-- Begin SOURCE RECORDS --
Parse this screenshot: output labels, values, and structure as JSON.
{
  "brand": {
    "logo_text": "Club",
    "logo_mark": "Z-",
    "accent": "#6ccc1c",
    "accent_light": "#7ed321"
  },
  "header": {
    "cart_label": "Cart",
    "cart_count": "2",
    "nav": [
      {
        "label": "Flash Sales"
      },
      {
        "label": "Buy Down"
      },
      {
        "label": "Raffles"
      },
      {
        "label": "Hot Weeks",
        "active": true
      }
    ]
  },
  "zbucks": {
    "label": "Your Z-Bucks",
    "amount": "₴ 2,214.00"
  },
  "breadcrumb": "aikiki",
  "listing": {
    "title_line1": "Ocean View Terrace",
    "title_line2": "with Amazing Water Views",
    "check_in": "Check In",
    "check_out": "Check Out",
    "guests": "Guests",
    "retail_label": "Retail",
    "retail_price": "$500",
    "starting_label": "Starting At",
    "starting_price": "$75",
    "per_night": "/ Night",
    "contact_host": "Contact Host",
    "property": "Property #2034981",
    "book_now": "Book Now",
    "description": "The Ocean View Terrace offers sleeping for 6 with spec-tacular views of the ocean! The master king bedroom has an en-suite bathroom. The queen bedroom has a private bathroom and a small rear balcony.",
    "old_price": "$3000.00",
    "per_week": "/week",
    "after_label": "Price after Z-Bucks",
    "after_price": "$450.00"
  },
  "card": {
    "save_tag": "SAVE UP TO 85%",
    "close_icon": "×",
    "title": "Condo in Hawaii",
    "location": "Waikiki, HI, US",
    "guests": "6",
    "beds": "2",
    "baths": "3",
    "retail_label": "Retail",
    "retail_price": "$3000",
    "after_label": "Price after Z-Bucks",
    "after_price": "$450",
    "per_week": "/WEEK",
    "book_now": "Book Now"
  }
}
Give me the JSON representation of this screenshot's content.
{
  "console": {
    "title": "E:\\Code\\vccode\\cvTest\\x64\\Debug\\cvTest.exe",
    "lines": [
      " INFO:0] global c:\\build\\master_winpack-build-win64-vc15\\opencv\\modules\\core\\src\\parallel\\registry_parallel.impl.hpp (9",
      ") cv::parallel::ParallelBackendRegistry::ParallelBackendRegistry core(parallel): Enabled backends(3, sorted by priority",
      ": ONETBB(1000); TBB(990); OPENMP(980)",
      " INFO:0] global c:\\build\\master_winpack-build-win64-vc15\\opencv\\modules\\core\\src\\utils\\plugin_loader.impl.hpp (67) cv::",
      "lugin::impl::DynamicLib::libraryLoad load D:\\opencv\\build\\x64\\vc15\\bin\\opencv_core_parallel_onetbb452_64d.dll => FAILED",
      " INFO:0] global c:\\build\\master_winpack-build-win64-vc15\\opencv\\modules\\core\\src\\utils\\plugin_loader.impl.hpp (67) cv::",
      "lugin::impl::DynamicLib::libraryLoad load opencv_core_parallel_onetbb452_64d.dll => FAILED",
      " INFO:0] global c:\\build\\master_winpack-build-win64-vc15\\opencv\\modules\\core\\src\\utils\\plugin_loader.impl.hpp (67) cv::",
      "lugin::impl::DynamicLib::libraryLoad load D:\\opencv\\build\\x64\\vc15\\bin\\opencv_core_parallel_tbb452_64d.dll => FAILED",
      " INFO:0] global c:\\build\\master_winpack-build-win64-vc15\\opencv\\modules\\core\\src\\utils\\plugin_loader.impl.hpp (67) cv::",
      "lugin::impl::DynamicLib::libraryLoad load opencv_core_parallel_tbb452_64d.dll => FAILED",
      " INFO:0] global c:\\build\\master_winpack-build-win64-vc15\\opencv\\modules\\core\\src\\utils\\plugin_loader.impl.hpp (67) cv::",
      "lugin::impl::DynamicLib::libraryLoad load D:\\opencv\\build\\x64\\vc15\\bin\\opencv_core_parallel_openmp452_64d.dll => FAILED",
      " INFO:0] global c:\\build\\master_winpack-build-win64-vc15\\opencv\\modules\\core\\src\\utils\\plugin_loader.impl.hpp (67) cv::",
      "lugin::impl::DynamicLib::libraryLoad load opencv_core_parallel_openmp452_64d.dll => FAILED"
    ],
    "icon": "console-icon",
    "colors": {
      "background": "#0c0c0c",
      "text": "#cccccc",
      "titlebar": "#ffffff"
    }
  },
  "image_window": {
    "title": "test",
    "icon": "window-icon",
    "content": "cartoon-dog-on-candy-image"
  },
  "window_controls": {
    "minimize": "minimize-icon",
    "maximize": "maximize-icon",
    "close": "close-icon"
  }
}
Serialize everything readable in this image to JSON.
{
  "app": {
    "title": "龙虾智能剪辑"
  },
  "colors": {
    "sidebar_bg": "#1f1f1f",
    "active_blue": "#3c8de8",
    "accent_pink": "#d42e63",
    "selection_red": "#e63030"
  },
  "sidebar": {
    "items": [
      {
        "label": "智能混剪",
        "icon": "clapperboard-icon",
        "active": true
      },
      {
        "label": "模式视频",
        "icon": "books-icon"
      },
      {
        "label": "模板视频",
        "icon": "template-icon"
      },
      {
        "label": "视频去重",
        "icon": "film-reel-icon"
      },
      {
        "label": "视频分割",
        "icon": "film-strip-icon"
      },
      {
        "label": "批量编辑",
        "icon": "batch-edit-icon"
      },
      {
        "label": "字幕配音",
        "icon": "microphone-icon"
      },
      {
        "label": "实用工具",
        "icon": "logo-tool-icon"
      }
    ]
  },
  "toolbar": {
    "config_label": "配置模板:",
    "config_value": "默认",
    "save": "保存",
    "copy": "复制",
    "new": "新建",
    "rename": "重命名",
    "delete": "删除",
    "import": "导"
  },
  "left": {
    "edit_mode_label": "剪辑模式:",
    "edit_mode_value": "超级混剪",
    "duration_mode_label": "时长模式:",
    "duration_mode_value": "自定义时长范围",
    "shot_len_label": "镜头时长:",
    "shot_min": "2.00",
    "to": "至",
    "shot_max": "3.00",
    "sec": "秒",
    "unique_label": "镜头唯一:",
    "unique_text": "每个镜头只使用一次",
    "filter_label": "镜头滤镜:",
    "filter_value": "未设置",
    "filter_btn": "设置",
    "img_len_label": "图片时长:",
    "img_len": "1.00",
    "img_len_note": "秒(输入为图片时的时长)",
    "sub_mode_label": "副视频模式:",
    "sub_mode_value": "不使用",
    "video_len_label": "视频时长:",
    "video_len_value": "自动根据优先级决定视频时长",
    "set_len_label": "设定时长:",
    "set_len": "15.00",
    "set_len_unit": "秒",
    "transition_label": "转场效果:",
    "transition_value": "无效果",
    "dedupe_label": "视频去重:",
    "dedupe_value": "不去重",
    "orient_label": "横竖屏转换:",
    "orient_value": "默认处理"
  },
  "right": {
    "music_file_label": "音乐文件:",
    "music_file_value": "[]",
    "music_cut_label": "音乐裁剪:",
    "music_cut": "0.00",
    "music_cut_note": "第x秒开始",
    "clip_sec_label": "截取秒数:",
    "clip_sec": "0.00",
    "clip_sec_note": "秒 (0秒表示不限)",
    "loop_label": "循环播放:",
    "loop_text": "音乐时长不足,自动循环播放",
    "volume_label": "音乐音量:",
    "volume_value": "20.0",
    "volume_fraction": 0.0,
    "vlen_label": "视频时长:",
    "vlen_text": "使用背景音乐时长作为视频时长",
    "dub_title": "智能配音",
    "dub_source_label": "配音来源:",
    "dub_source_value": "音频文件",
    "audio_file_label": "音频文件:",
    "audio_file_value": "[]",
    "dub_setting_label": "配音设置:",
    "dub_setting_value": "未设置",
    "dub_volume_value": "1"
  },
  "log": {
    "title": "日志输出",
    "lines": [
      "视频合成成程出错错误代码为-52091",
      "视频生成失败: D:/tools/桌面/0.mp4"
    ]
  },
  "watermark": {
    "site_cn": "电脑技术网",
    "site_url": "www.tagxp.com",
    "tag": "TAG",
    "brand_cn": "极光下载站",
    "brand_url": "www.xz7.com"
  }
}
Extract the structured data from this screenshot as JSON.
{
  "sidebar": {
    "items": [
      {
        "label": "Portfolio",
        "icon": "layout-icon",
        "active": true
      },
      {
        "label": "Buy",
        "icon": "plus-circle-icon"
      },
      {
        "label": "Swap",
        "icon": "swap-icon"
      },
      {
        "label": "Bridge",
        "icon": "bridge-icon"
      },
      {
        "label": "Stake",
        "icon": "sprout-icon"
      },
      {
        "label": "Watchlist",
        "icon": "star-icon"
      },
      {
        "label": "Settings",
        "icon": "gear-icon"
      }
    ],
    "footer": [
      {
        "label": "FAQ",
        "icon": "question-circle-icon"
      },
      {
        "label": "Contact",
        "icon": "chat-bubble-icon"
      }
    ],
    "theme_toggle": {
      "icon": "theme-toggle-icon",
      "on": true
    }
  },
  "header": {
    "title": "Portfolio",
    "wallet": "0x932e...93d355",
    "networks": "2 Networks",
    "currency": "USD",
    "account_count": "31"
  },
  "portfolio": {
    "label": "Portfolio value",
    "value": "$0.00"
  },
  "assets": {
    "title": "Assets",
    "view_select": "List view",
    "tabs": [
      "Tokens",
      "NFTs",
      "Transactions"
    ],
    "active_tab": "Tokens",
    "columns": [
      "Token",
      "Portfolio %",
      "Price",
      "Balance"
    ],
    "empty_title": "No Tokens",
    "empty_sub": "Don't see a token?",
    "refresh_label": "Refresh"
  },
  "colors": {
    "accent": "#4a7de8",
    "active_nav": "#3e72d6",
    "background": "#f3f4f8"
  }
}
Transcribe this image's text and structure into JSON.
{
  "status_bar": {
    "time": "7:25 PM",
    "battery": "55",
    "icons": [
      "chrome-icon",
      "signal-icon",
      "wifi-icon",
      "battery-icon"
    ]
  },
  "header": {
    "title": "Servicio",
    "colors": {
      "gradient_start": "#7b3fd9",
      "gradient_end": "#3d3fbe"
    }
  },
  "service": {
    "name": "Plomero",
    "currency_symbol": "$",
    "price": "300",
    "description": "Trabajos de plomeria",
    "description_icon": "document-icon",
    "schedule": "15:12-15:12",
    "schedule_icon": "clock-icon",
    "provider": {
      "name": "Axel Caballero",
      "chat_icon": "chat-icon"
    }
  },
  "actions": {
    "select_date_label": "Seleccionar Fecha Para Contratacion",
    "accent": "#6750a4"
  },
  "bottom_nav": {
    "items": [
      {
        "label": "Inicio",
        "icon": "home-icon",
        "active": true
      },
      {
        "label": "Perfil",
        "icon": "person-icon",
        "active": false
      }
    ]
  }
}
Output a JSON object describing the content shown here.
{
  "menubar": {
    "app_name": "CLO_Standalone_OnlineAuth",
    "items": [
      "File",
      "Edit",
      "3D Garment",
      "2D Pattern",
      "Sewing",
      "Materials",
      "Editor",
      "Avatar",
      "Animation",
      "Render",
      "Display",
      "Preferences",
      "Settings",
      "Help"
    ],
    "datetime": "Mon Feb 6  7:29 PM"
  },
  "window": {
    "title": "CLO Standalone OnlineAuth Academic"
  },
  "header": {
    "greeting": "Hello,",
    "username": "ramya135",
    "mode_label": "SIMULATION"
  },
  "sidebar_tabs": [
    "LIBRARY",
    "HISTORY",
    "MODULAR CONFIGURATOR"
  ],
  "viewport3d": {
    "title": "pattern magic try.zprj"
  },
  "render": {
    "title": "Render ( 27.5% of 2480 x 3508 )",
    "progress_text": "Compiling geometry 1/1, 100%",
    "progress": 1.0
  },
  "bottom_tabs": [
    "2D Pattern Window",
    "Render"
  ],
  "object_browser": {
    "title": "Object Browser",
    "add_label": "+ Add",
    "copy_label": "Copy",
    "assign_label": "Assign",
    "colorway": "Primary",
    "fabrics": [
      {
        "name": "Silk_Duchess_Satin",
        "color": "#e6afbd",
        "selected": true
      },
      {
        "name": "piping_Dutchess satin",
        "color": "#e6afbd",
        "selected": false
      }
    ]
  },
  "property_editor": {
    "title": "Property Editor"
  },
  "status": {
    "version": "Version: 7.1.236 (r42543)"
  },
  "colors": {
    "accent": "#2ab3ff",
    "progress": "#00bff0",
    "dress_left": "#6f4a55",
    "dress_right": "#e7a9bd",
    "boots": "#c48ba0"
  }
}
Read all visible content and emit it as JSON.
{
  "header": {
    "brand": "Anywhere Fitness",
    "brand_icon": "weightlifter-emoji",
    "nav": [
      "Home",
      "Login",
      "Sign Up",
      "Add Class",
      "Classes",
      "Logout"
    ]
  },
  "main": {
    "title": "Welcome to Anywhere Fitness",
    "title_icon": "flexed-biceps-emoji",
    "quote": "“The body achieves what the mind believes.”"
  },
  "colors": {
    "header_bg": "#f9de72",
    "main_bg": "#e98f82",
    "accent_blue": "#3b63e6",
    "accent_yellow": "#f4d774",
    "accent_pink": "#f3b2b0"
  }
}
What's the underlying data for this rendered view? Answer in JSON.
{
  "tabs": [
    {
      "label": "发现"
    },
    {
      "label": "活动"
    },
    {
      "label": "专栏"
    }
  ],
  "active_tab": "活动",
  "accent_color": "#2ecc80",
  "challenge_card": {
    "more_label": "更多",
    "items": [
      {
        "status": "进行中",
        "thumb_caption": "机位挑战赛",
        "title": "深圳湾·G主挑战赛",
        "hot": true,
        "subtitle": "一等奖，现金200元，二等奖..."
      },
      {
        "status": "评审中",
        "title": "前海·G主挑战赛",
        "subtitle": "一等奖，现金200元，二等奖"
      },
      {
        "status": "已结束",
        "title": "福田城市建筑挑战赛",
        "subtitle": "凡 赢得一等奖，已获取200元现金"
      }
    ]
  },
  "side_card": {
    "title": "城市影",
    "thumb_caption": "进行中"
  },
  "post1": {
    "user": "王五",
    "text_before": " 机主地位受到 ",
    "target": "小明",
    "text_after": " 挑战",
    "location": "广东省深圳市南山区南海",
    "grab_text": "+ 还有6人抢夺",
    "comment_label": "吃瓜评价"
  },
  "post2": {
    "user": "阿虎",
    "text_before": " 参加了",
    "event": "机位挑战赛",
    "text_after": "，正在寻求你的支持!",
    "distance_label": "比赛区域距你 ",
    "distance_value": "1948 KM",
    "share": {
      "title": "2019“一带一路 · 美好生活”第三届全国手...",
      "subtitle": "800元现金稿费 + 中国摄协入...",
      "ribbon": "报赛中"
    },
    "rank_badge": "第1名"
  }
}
-- End SOURCE RECORDS --
(CHALLENGE) Pull out every line in the material above where "Check" occurs.

(TASK SOLUTION)
    "check_in": "Check In",
    "check_out": "Check Out",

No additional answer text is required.